**Task objective:** Will you transcribe the entries that follow, exactly and in full?

*** Given records ***

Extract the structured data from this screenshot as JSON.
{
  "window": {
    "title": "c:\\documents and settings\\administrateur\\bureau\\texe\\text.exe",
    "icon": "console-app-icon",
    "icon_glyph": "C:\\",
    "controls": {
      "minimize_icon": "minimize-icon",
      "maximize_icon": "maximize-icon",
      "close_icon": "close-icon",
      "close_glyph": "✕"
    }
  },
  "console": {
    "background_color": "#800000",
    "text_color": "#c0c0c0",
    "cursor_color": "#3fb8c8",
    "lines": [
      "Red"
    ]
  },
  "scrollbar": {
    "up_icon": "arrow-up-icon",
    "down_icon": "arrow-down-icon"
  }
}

***

**Worked solution:**
Extract the structured data from this screenshot as JSON.
{
  "window": {
    "title": "c:\\documents and settings\\administrateur\\bureau\\texe\\text.exe",
    "icon": "console-app-icon",
    "icon_glyph": "C:\\",
    "controls": {
      "minimize_icon": "minimize-icon",
      "maximize_icon": "maximize-icon",
      "close_icon": "close-icon",
      "close_glyph": "✕"
    }
  },
  "console": {
    "background_color": "#800000",
    "text_color": "#c0c0c0",
    "cursor_color": "#3fb8c8",
    "lines": [
      "Red"
    ]
  },
  "scrollbar": {
    "up_icon": "arrow-up-icon",
    "down_icon": "arrow-down-icon"
  }
}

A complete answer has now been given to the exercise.